--- Given information ---
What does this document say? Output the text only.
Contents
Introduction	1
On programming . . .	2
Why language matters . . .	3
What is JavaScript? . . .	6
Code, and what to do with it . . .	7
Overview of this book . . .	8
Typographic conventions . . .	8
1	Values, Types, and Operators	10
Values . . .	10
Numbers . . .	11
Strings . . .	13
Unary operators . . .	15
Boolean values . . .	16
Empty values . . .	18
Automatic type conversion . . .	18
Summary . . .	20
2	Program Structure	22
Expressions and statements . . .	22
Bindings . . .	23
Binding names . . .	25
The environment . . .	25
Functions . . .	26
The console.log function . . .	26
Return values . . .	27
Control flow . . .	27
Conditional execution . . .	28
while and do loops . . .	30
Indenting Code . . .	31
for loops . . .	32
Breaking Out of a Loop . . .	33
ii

--- To do ---
Please reproduce each record precisely as written.

--- Exercise output ---
What does this document say? Output the text only.
Contents
Introduction	1
On programming . . .	2
Why language matters . . .	3
What is JavaScript? . . .	6
Code, and what to do with it . . .	7
Overview of this book . . .	8
Typographic conventions . . .	8
1	Values, Types, and Operators	10
Values . . .	10
Numbers . . .	11
Strings . . .	13
Unary operators . . .	15
Boolean values . . .	16
Empty values . . .	18
Automatic type conversion . . .	18
Summary . . .	20
2	Program Structure	22
Expressions and statements . . .	22
Bindings . . .	23
Binding names . . .	25
The environment . . .	25
Functions . . .	26
The console.log function . . .	26
Return values . . .	27
Control flow . . .	27
Conditional execution . . .	28
while and do loops . . .	30
Indenting Code . . .	31
for loops . . .	32
Breaking Out of a Loop . . .	33
ii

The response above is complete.